> [Requirement]:
Leaving out every picture, quote the data below exactly as it appears.

> [Data lines]:
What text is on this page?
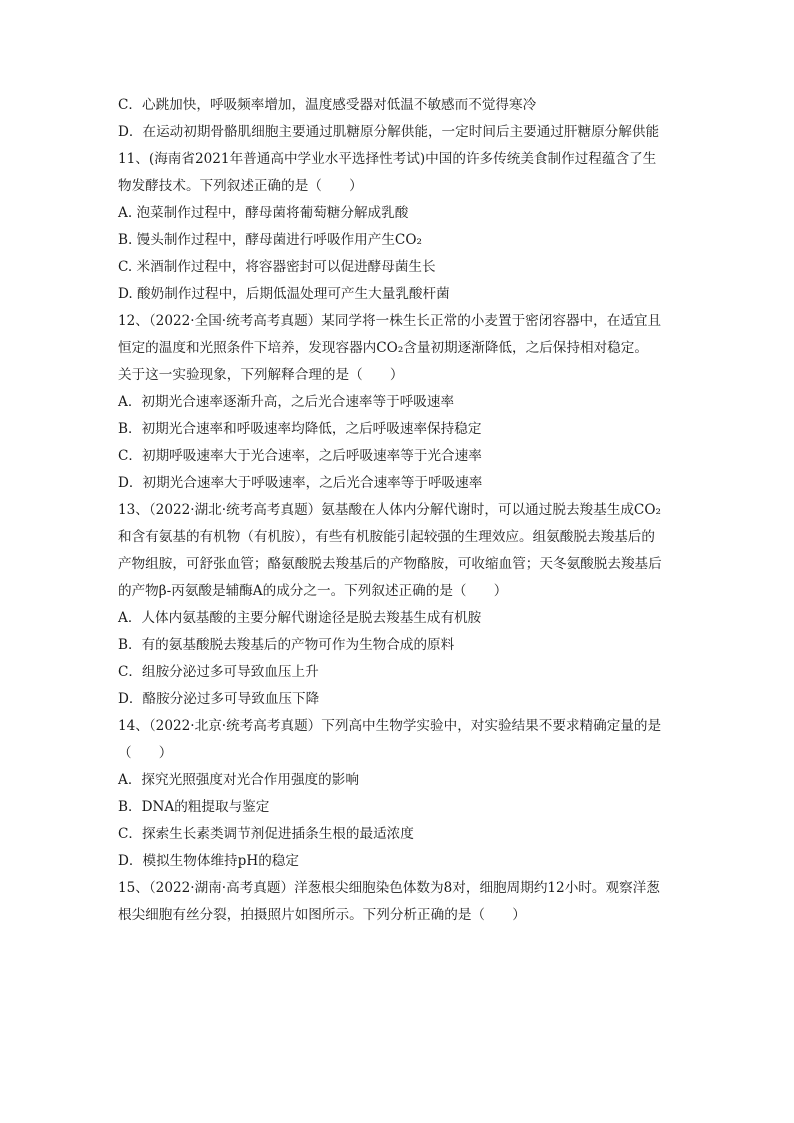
C．心跳加快，呼吸频率增加，温度感受器对低温不敏感而不觉得寒冷
D．在运动初期骨骼肌细胞主要通过肌糖原分解供能，一定时间后主要通过肝糖原分解供能
11、(海南省2021年普通高中学业水平选择性考试)中国的许多传统美食制作过程蕴含了生
物发酵技术。下列叙述正确的是（　　）
A. 泡菜制作过程中，酵母菌将葡萄糖分解成乳酸
B. 馒头制作过程中，酵母菌进行呼吸作用产生CO₂
C. 米酒制作过程中，将容器密封可以促进酵母菌生长
D. 酸奶制作过程中，后期低温处理可产生大量乳酸杆菌
12、（2022·全国·统考高考真题）某同学将一株生长正常的小麦置于密闭容器中，在适宜且
恒定的温度和光照条件下培养，发现容器内CO₂含量初期逐渐降低，之后保持相对稳定。
关于这一实验现象，下列解释合理的是（　　）
A．初期光合速率逐渐升高，之后光合速率等于呼吸速率
B．初期光合速率和呼吸速率均降低，之后呼吸速率保持稳定
C．初期呼吸速率大于光合速率，之后呼吸速率等于光合速率
D．初期光合速率大于呼吸速率，之后光合速率等于呼吸速率
13、（2022·湖北·统考高考真题）氨基酸在人体内分解代谢时，可以通过脱去羧基生成CO₂
和含有氨基的有机物（有机胺），有些有机胺能引起较强的生理效应。组氨酸脱去羧基后的
产物组胺，可舒张血管；酪氨酸脱去羧基后的产物酪胺，可收缩血管；天冬氨酸脱去羧基后
的产物β-丙氨酸是辅酶A的成分之一。下列叙述正确的是（　　）
A．人体内氨基酸的主要分解代谢途径是脱去羧基生成有机胺
B．有的氨基酸脱去羧基后的产物可作为生物合成的原料
C．组胺分泌过多可导致血压上升
D．酪胺分泌过多可导致血压下降
14、（2022·北京·统考高考真题）下列高中生物学实验中，对实验结果不要求精确定量的是
（　　）
A．探究光照强度对光合作用强度的影响
B．DNA的粗提取与鉴定
C．探索生长素类调节剂促进插条生根的最适浓度
D．模拟生物体维持pH的稳定
15、（2022·湖南·高考真题）洋葱根尖细胞染色体数为8对，细胞周期约12小时。观察洋葱
根尖细胞有丝分裂，拍摄照片如图所示。下列分析正确的是（　　）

> [Final answer]:
What text is on this page?
C．心跳加快，呼吸频率增加，温度感受器对低温不敏感而不觉得寒冷
D．在运动初期骨骼肌细胞主要通过肌糖原分解供能，一定时间后主要通过肝糖原分解供能
11、(海南省2021年普通高中学业水平选择性考试)中国的许多传统美食制作过程蕴含了生
物发酵技术。下列叙述正确的是（　　）
A. 泡菜制作过程中，酵母菌将葡萄糖分解成乳酸
B. 馒头制作过程中，酵母菌进行呼吸作用产生CO₂
C. 米酒制作过程中，将容器密封可以促进酵母菌生长
D. 酸奶制作过程中，后期低温处理可产生大量乳酸杆菌
12、（2022·全国·统考高考真题）某同学将一株生长正常的小麦置于密闭容器中，在适宜且
恒定的温度和光照条件下培养，发现容器内CO₂含量初期逐渐降低，之后保持相对稳定。
关于这一实验现象，下列解释合理的是（　　）
A．初期光合速率逐渐升高，之后光合速率等于呼吸速率
B．初期光合速率和呼吸速率均降低，之后呼吸速率保持稳定
C．初期呼吸速率大于光合速率，之后呼吸速率等于光合速率
D．初期光合速率大于呼吸速率，之后光合速率等于呼吸速率
13、（2022·湖北·统考高考真题）氨基酸在人体内分解代谢时，可以通过脱去羧基生成CO₂
和含有氨基的有机物（有机胺），有些有机胺能引起较强的生理效应。组氨酸脱去羧基后的
产物组胺，可舒张血管；酪氨酸脱去羧基后的产物酪胺，可收缩血管；天冬氨酸脱去羧基后
的产物β-丙氨酸是辅酶A的成分之一。下列叙述正确的是（　　）
A．人体内氨基酸的主要分解代谢途径是脱去羧基生成有机胺
B．有的氨基酸脱去羧基后的产物可作为生物合成的原料
C．组胺分泌过多可导致血压上升
D．酪胺分泌过多可导致血压下降
14、（2022·北京·统考高考真题）下列高中生物学实验中，对实验结果不要求精确定量的是
（　　）
A．探究光照强度对光合作用强度的影响
B．DNA的粗提取与鉴定
C．探索生长素类调节剂促进插条生根的最适浓度
D．模拟生物体维持pH的稳定
15、（2022·湖南·高考真题）洋葱根尖细胞染色体数为8对，细胞周期约12小时。观察洋葱
根尖细胞有丝分裂，拍摄照片如图所示。下列分析正确的是（　　）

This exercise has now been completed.